> [WHAT YOU HAVE TO DO]
Copy out every line of the records below, word for word, without changing anything.

> [RECORDS SHOWN]

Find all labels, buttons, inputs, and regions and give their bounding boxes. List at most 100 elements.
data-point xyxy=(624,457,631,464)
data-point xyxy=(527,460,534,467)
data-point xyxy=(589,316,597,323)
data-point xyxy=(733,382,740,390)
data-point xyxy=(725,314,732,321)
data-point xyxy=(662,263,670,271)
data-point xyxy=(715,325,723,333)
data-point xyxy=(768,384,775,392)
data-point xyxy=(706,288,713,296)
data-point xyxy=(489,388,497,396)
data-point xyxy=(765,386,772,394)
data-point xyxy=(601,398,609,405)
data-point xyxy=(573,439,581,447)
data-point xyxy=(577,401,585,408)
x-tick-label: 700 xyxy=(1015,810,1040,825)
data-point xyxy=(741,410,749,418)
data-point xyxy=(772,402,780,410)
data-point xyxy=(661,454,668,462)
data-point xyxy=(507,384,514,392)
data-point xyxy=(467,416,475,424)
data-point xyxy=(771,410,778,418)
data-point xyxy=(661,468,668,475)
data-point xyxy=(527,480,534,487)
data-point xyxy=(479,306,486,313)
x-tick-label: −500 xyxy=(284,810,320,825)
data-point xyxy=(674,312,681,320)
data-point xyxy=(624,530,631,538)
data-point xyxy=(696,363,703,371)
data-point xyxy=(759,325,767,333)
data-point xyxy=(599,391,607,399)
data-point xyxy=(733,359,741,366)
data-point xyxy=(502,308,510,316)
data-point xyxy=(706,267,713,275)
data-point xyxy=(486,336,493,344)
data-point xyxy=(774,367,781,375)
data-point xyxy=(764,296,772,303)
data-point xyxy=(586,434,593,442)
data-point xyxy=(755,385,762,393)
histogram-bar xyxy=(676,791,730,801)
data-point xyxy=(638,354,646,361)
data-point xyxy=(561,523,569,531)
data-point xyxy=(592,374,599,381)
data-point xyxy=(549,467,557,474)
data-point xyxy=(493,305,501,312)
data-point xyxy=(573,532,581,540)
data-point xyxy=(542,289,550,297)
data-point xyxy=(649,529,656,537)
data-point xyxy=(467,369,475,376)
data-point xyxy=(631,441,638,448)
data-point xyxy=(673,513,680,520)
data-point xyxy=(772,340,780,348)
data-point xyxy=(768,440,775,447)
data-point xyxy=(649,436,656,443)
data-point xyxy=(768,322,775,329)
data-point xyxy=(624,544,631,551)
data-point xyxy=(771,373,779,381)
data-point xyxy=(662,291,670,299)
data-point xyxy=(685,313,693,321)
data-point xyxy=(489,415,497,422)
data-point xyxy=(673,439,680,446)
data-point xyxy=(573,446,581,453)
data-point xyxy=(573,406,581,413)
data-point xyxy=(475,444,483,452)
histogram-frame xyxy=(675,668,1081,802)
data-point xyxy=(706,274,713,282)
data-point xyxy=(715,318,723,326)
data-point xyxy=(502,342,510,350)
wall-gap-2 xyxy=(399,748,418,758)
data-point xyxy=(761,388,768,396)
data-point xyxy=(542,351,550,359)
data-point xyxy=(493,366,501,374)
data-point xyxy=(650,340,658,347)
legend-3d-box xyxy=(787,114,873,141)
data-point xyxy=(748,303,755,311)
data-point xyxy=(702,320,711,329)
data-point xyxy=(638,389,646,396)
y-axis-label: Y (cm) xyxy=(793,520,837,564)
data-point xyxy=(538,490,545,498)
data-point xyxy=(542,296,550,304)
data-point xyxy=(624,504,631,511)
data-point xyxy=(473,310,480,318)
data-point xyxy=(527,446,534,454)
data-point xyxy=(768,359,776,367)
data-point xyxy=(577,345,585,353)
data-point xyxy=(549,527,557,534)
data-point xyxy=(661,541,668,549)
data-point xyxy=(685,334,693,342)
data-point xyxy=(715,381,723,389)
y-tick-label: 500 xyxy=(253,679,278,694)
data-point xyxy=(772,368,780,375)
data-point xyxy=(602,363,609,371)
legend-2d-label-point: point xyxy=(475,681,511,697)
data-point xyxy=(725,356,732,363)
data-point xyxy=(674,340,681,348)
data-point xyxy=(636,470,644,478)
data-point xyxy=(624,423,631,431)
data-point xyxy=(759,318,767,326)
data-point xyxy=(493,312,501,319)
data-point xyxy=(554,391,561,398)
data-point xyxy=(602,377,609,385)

> [EXPECTED OUTPUT]
Find all labels, buttons, inputs, and regions and give their bounding boxes. List at most 100 elements.
data-point xyxy=(624,457,631,464)
data-point xyxy=(527,460,534,467)
data-point xyxy=(589,316,597,323)
data-point xyxy=(733,382,740,390)
data-point xyxy=(725,314,732,321)
data-point xyxy=(662,263,670,271)
data-point xyxy=(715,325,723,333)
data-point xyxy=(768,384,775,392)
data-point xyxy=(706,288,713,296)
data-point xyxy=(489,388,497,396)
data-point xyxy=(765,386,772,394)
data-point xyxy=(601,398,609,405)
data-point xyxy=(573,439,581,447)
data-point xyxy=(577,401,585,408)
x-tick-label: 700 xyxy=(1015,810,1040,825)
data-point xyxy=(741,410,749,418)
data-point xyxy=(772,402,780,410)
data-point xyxy=(661,454,668,462)
data-point xyxy=(507,384,514,392)
data-point xyxy=(467,416,475,424)
data-point xyxy=(771,410,778,418)
data-point xyxy=(661,468,668,475)
data-point xyxy=(527,480,534,487)
data-point xyxy=(479,306,486,313)
x-tick-label: −500 xyxy=(284,810,320,825)
data-point xyxy=(674,312,681,320)
data-point xyxy=(624,530,631,538)
data-point xyxy=(696,363,703,371)
data-point xyxy=(759,325,767,333)
data-point xyxy=(599,391,607,399)
data-point xyxy=(733,359,741,366)
data-point xyxy=(502,308,510,316)
data-point xyxy=(706,267,713,275)
data-point xyxy=(486,336,493,344)
data-point xyxy=(774,367,781,375)
data-point xyxy=(764,296,772,303)
data-point xyxy=(586,434,593,442)
data-point xyxy=(755,385,762,393)
histogram-bar xyxy=(676,791,730,801)
data-point xyxy=(638,354,646,361)
data-point xyxy=(561,523,569,531)
data-point xyxy=(592,374,599,381)
data-point xyxy=(549,467,557,474)
data-point xyxy=(493,305,501,312)
data-point xyxy=(573,532,581,540)
data-point xyxy=(542,289,550,297)
data-point xyxy=(649,529,656,537)
data-point xyxy=(467,369,475,376)
data-point xyxy=(631,441,638,448)
data-point xyxy=(673,513,680,520)
data-point xyxy=(772,340,780,348)
data-point xyxy=(768,440,775,447)
data-point xyxy=(649,436,656,443)
data-point xyxy=(768,322,775,329)
data-point xyxy=(624,544,631,551)
data-point xyxy=(771,373,779,381)
data-point xyxy=(662,291,670,299)
data-point xyxy=(685,313,693,321)
data-point xyxy=(489,415,497,422)
data-point xyxy=(673,439,680,446)
data-point xyxy=(573,446,581,453)
data-point xyxy=(573,406,581,413)
data-point xyxy=(475,444,483,452)
histogram-frame xyxy=(675,668,1081,802)
data-point xyxy=(706,274,713,282)
data-point xyxy=(715,318,723,326)
data-point xyxy=(502,342,510,350)
wall-gap-2 xyxy=(399,748,418,758)
data-point xyxy=(761,388,768,396)
data-point xyxy=(542,351,550,359)
data-point xyxy=(493,366,501,374)
data-point xyxy=(650,340,658,347)
legend-3d-box xyxy=(787,114,873,141)
data-point xyxy=(748,303,755,311)
data-point xyxy=(702,320,711,329)
data-point xyxy=(638,389,646,396)
y-axis-label: Y (cm) xyxy=(793,520,837,564)
data-point xyxy=(538,490,545,498)
data-point xyxy=(542,296,550,304)
data-point xyxy=(624,504,631,511)
data-point xyxy=(473,310,480,318)
data-point xyxy=(527,446,534,454)
data-point xyxy=(768,359,776,367)
data-point xyxy=(577,345,585,353)
data-point xyxy=(549,527,557,534)
data-point xyxy=(661,541,668,549)
data-point xyxy=(685,334,693,342)
data-point xyxy=(715,381,723,389)
y-tick-label: 500 xyxy=(253,679,278,694)
data-point xyxy=(772,368,780,375)
data-point xyxy=(602,363,609,371)
legend-2d-label-point: point xyxy=(475,681,511,697)
data-point xyxy=(725,356,732,363)
data-point xyxy=(674,340,681,348)
data-point xyxy=(636,470,644,478)
data-point xyxy=(624,423,631,431)
data-point xyxy=(759,318,767,326)
data-point xyxy=(493,312,501,319)
data-point xyxy=(554,391,561,398)
data-point xyxy=(602,377,609,385)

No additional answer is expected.